## [WHAT THE TASK ASKS]
Every entry below should be repeated exactly; the pictures should not.

## [RECORDS FOR THIS EXERCISE]

## BEGIN

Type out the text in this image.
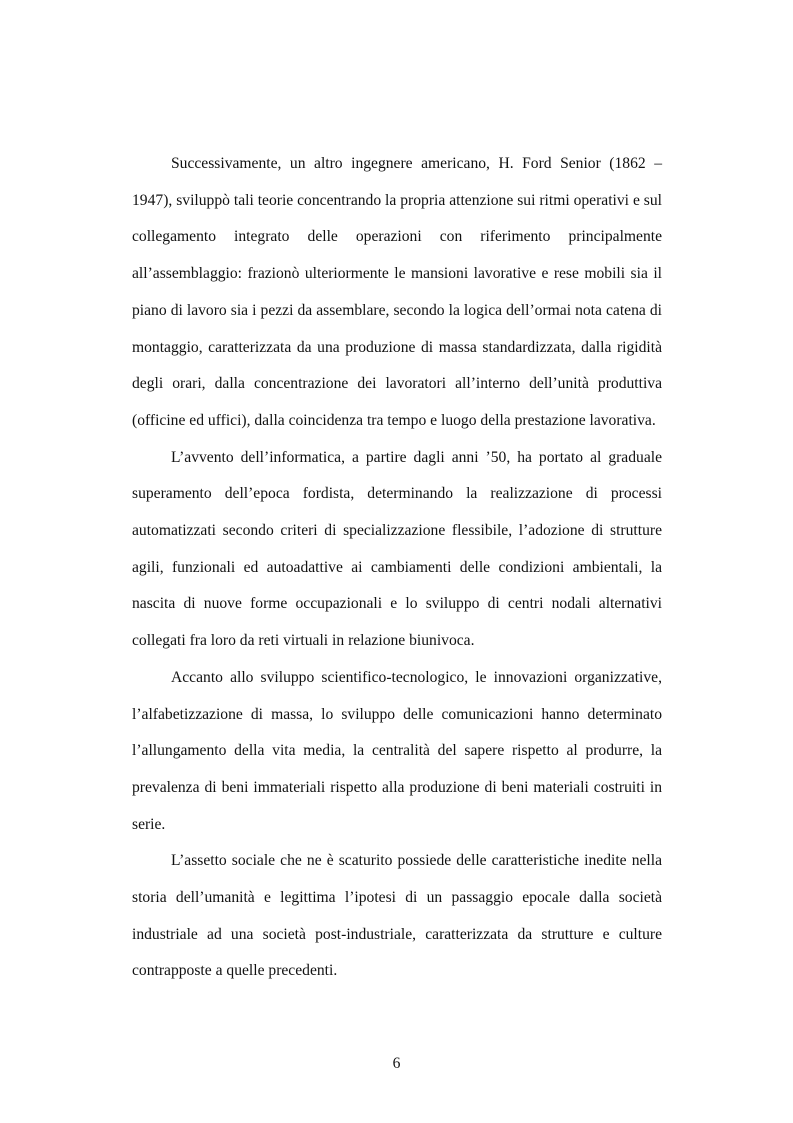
Successivamente, un altro ingegnere americano, H. Ford Senior (1862 – 1947), sviluppò tali teorie concentrando la propria attenzione sui ritmi operativi e sul collegamento integrato delle operazioni con riferimento principalmente all’assemblaggio: frazionò ulteriormente le mansioni lavorative e rese mobili sia il piano di lavoro sia i pezzi da assemblare, secondo la logica dell’ormai nota catena di montaggio, caratterizzata da una produzione di massa standardizzata, dalla rigidità degli orari, dalla concentrazione dei lavoratori all’interno dell’unità produttiva (officine ed uffici), dalla coincidenza tra tempo e luogo della prestazione lavorativa.

L’avvento dell’informatica, a partire dagli anni ’50, ha portato al graduale superamento dell’epoca fordista, determinando la realizzazione di processi automatizzati secondo criteri di specializzazione flessibile, l’adozione di strutture agili, funzionali ed autoadattive ai cambiamenti delle condizioni ambientali, la nascita di nuove forme occupazionali e lo sviluppo di centri nodali alternativi collegati fra loro da reti virtuali in relazione biunivoca.

Accanto allo sviluppo scientifico-tecnologico, le innovazioni organizzative, l’alfabetizzazione di massa, lo sviluppo delle comunicazioni hanno determinato l’allungamento della vita media, la centralità del sapere rispetto al produrre, la prevalenza di beni immateriali rispetto alla produzione di beni materiali costruiti in serie.

L’assetto sociale che ne è scaturito possiede delle caratteristiche inedite nella storia dell’umanità e legittima l’ipotesi di un passaggio epocale dalla società industriale ad una società post-industriale, caratterizzata da strutture e culture contrapposte a quelle precedenti.

6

## END

## [FINAL ANSWER]
Type out the text in this image.
Successivamente, un altro ingegnere americano, H. Ford Senior (1862 – 1947), sviluppò tali teorie concentrando la propria attenzione sui ritmi operativi e sul collegamento integrato delle operazioni con riferimento principalmente all’assemblaggio: frazionò ulteriormente le mansioni lavorative e rese mobili sia il piano di lavoro sia i pezzi da assemblare, secondo la logica dell’ormai nota catena di montaggio, caratterizzata da una produzione di massa standardizzata, dalla rigidità degli orari, dalla concentrazione dei lavoratori all’interno dell’unità produttiva (officine ed uffici), dalla coincidenza tra tempo e luogo della prestazione lavorativa.

L’avvento dell’informatica, a partire dagli anni ’50, ha portato al graduale superamento dell’epoca fordista, determinando la realizzazione di processi automatizzati secondo criteri di specializzazione flessibile, l’adozione di strutture agili, funzionali ed autoadattive ai cambiamenti delle condizioni ambientali, la nascita di nuove forme occupazionali e lo sviluppo di centri nodali alternativi collegati fra loro da reti virtuali in relazione biunivoca.

Accanto allo sviluppo scientifico-tecnologico, le innovazioni organizzative, l’alfabetizzazione di massa, lo sviluppo delle comunicazioni hanno determinato l’allungamento della vita media, la centralità del sapere rispetto al produrre, la prevalenza di beni immateriali rispetto alla produzione di beni materiali costruiti in serie.

L’assetto sociale che ne è scaturito possiede delle caratteristiche inedite nella storia dell’umanità e legittima l’ipotesi di un passaggio epocale dalla società industriale ad una società post-industriale, caratterizzata da strutture e culture contrapposte a quelle precedenti.

6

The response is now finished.